# Aim of the task
Copy the data exactly; pictures stay out of the copy.

Data items
┄┄┄┄┄┄┄┄┄┄
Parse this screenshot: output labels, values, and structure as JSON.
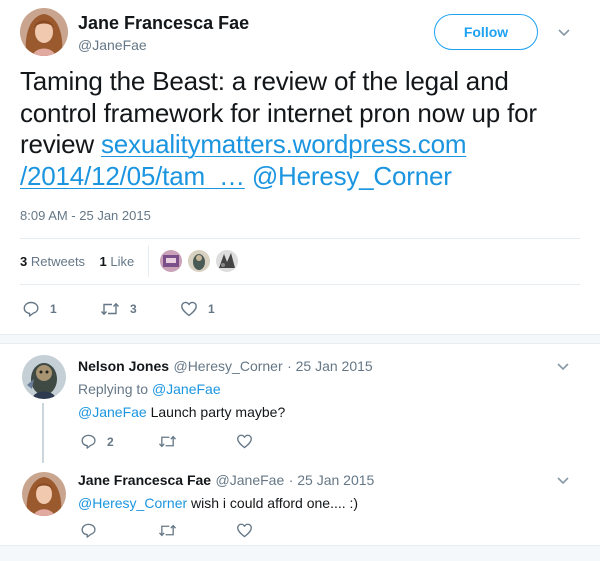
{
  "main_tweet": {
    "author_name": "Jane Francesca Fae",
    "author_handle": "@JaneFae",
    "follow_label": "Follow",
    "text_plain": "Taming the Beast: a review of the legal and control framework for internet pron now up for review ",
    "link_line1": "sexualitymatters.wordpress.com",
    "link_line2": "/2014/12/05/tam",
    "link_ellipsis": "…",
    "mention": "@Heresy_Corner",
    "timestamp": "8:09 AM - 25 Jan 2015",
    "retweets_count": "3",
    "retweets_label": "Retweets",
    "likes_count": "1",
    "likes_label": "Like",
    "actions": {
      "replies": "1",
      "retweets": "3",
      "likes": "1"
    }
  },
  "replies": [
    {
      "author_name": "Nelson Jones",
      "author_handle": "@Heresy_Corner",
      "date": "· 25 Jan 2015",
      "replying_to_label": "Replying to",
      "replying_to_handle": "@JaneFae",
      "mention": "@JaneFae",
      "text": " Launch party maybe?",
      "actions": {
        "replies": "2",
        "retweets": "",
        "likes": ""
      }
    },
    {
      "author_name": "Jane Francesca Fae",
      "author_handle": "@JaneFae",
      "date": "· 25 Jan 2015",
      "mention": "@Heresy_Corner",
      "text": " wish i could afford one.... :)",
      "actions": {
        "replies": "",
        "retweets": "",
        "likes": ""
      }
    }
  ],
  "colors": {
    "link_blue": "#1b95e0",
    "follow_blue": "#1da1f2",
    "secondary_text": "#657786",
    "divider": "#e6ecf0"
  },
  "icons": [
    "chevron-down-icon",
    "reply-icon",
    "retweet-icon",
    "like-icon"
  ]
}
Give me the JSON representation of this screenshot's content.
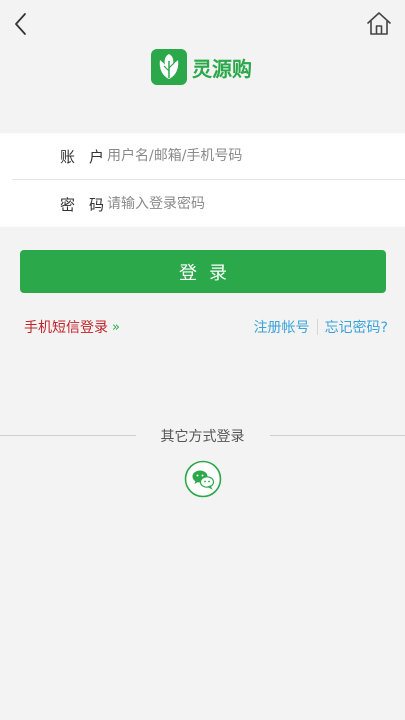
{
  "header": {
    "logo_text": "灵源购"
  },
  "form": {
    "account_label_a": "账",
    "account_label_b": "户",
    "account_placeholder": "用户名/邮箱/手机号码",
    "password_label_a": "密",
    "password_label_b": "码",
    "password_placeholder": "请输入登录密码"
  },
  "actions": {
    "login_label": "登录",
    "sms_login_label": "手机短信登录",
    "sms_chevron": "»",
    "register_label": "注册帐号",
    "forgot_label": "忘记密码?"
  },
  "other": {
    "title": "其它方式登录",
    "wechat_icon": "wechat-icon"
  },
  "colors": {
    "brand_green": "#2ba84a",
    "sms_red": "#c0242a",
    "link_blue": "#3aa3d8"
  }
}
┄┄┄┄┄┄┄┄┄┄
# Correct response
Parse this screenshot: output labels, values, and structure as JSON.
{
  "main_tweet": {
    "author_name": "Jane Francesca Fae",
    "author_handle": "@JaneFae",
    "follow_label": "Follow",
    "text_plain": "Taming the Beast: a review of the legal and control framework for internet pron now up for review ",
    "link_line1": "sexualitymatters.wordpress.com",
    "link_line2": "/2014/12/05/tam",
    "link_ellipsis": "…",
    "mention": "@Heresy_Corner",
    "timestamp": "8:09 AM - 25 Jan 2015",
    "retweets_count": "3",
    "retweets_label": "Retweets",
    "likes_count": "1",
    "likes_label": "Like",
    "actions": {
      "replies": "1",
      "retweets": "3",
      "likes": "1"
    }
  },
  "replies": [
    {
      "author_name": "Nelson Jones",
      "author_handle": "@Heresy_Corner",
      "date": "· 25 Jan 2015",
      "replying_to_label": "Replying to",
      "replying_to_handle": "@JaneFae",
      "mention": "@JaneFae",
      "text": " Launch party maybe?",
      "actions": {
        "replies": "2",
        "retweets": "",
        "likes": ""
      }
    },
    {
      "author_name": "Jane Francesca Fae",
      "author_handle": "@JaneFae",
      "date": "· 25 Jan 2015",
      "mention": "@Heresy_Corner",
      "text": " wish i could afford one.... :)",
      "actions": {
        "replies": "",
        "retweets": "",
        "likes": ""
      }
    }
  ],
  "colors": {
    "link_blue": "#1b95e0",
    "follow_blue": "#1da1f2",
    "secondary_text": "#657786",
    "divider": "#e6ecf0"
  },
  "icons": [
    "chevron-down-icon",
    "reply-icon",
    "retweet-icon",
    "like-icon"
  ]
}
Give me the JSON representation of this screenshot's content.
{
  "header": {
    "logo_text": "灵源购"
  },
  "form": {
    "account_label_a": "账",
    "account_label_b": "户",
    "account_placeholder": "用户名/邮箱/手机号码",
    "password_label_a": "密",
    "password_label_b": "码",
    "password_placeholder": "请输入登录密码"
  },
  "actions": {
    "login_label": "登录",
    "sms_login_label": "手机短信登录",
    "sms_chevron": "»",
    "register_label": "注册帐号",
    "forgot_label": "忘记密码?"
  },
  "other": {
    "title": "其它方式登录",
    "wechat_icon": "wechat-icon"
  },
  "colors": {
    "brand_green": "#2ba84a",
    "sms_red": "#c0242a",
    "link_blue": "#3aa3d8"
  }
}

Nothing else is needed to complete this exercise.